Dataset records
────────────────

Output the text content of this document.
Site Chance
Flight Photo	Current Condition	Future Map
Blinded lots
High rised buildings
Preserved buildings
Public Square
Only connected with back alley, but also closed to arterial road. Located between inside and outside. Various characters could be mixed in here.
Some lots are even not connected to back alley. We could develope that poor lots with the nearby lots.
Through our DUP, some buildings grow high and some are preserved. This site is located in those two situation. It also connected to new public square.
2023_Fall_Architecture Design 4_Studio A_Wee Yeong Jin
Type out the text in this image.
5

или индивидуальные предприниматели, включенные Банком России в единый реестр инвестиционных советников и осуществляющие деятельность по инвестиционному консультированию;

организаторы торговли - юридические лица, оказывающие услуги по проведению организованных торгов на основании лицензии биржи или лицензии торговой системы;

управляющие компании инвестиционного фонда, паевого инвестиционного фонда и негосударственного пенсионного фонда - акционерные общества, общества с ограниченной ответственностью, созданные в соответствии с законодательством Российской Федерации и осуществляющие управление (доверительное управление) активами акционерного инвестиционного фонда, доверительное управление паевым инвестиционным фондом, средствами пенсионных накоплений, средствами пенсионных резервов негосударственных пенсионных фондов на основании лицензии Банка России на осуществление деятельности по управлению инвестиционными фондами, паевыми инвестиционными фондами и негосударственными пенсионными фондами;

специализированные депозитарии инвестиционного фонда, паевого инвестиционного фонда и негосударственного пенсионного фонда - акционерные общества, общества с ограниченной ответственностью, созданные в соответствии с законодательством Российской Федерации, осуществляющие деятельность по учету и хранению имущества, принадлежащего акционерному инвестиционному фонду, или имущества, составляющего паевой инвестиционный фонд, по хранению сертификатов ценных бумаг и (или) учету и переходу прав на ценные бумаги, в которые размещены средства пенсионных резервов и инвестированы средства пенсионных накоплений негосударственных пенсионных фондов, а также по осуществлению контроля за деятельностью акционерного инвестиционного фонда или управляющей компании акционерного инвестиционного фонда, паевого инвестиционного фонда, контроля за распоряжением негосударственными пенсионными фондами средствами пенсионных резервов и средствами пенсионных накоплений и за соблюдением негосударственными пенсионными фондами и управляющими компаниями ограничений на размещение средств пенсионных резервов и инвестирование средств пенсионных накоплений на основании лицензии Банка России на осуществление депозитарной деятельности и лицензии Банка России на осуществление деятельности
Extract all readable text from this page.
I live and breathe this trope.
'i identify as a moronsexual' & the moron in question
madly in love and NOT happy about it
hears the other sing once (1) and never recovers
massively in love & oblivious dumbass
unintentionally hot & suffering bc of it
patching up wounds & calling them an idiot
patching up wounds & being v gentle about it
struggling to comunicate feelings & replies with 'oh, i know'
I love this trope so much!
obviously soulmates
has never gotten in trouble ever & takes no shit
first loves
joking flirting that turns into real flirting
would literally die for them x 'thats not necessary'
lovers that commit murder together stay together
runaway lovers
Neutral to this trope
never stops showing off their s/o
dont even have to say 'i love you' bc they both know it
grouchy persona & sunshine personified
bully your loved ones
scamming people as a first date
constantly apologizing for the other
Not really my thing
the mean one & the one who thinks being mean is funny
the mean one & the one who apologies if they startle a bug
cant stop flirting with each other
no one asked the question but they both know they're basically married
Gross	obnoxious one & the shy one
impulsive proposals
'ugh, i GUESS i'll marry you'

────────────────

**TASK INSTRUCTIONS:** Transcribe every record above exactly as it appears.

**ANSWER TO THIS EXERCISE:**
Output the text content of this document.
Site Chance
Flight Photo	Current Condition	Future Map
Blinded lots
High rised buildings
Preserved buildings
Public Square
Only connected with back alley, but also closed to arterial road. Located between inside and outside. Various characters could be mixed in here.
Some lots are even not connected to back alley. We could develope that poor lots with the nearby lots.
Through our DUP, some buildings grow high and some are preserved. This site is located in those two situation. It also connected to new public square.
2023_Fall_Architecture Design 4_Studio A_Wee Yeong Jin
Type out the text in this image.
5

или индивидуальные предприниматели, включенные Банком России в единый реестр инвестиционных советников и осуществляющие деятельность по инвестиционному консультированию;

организаторы торговли - юридические лица, оказывающие услуги по проведению организованных торгов на основании лицензии биржи или лицензии торговой системы;

управляющие компании инвестиционного фонда, паевого инвестиционного фонда и негосударственного пенсионного фонда - акционерные общества, общества с ограниченной ответственностью, созданные в соответствии с законодательством Российской Федерации и осуществляющие управление (доверительное управление) активами акционерного инвестиционного фонда, доверительное управление паевым инвестиционным фондом, средствами пенсионных накоплений, средствами пенсионных резервов негосударственных пенсионных фондов на основании лицензии Банка России на осуществление деятельности по управлению инвестиционными фондами, паевыми инвестиционными фондами и негосударственными пенсионными фондами;

специализированные депозитарии инвестиционного фонда, паевого инвестиционного фонда и негосударственного пенсионного фонда - акционерные общества, общества с ограниченной ответственностью, созданные в соответствии с законодательством Российской Федерации, осуществляющие деятельность по учету и хранению имущества, принадлежащего акционерному инвестиционному фонду, или имущества, составляющего паевой инвестиционный фонд, по хранению сертификатов ценных бумаг и (или) учету и переходу прав на ценные бумаги, в которые размещены средства пенсионных резервов и инвестированы средства пенсионных накоплений негосударственных пенсионных фондов, а также по осуществлению контроля за деятельностью акционерного инвестиционного фонда или управляющей компании акционерного инвестиционного фонда, паевого инвестиционного фонда, контроля за распоряжением негосударственными пенсионными фондами средствами пенсионных резервов и средствами пенсионных накоплений и за соблюдением негосударственными пенсионными фондами и управляющими компаниями ограничений на размещение средств пенсионных резервов и инвестирование средств пенсионных накоплений на основании лицензии Банка России на осуществление депозитарной деятельности и лицензии Банка России на осуществление деятельности
Extract all readable text from this page.
I live and breathe this trope.
'i identify as a moronsexual' & the moron in question
madly in love and NOT happy about it
hears the other sing once (1) and never recovers
massively in love & oblivious dumbass
unintentionally hot & suffering bc of it
patching up wounds & calling them an idiot
patching up wounds & being v gentle about it
struggling to comunicate feelings & replies with 'oh, i know'
I love this trope so much!
obviously soulmates
has never gotten in trouble ever & takes no shit
first loves
joking flirting that turns into real flirting
would literally die for them x 'thats not necessary'
lovers that commit murder together stay together
runaway lovers
Neutral to this trope
never stops showing off their s/o
dont even have to say 'i love you' bc they both know it
grouchy persona & sunshine personified
bully your loved ones
scamming people as a first date
constantly apologizing for the other
Not really my thing
the mean one & the one who thinks being mean is funny
the mean one & the one who apologies if they startle a bug
cant stop flirting with each other
no one asked the question but they both know they're basically married
Gross	obnoxious one & the shy one
impulsive proposals
'ugh, i GUESS i'll marry you'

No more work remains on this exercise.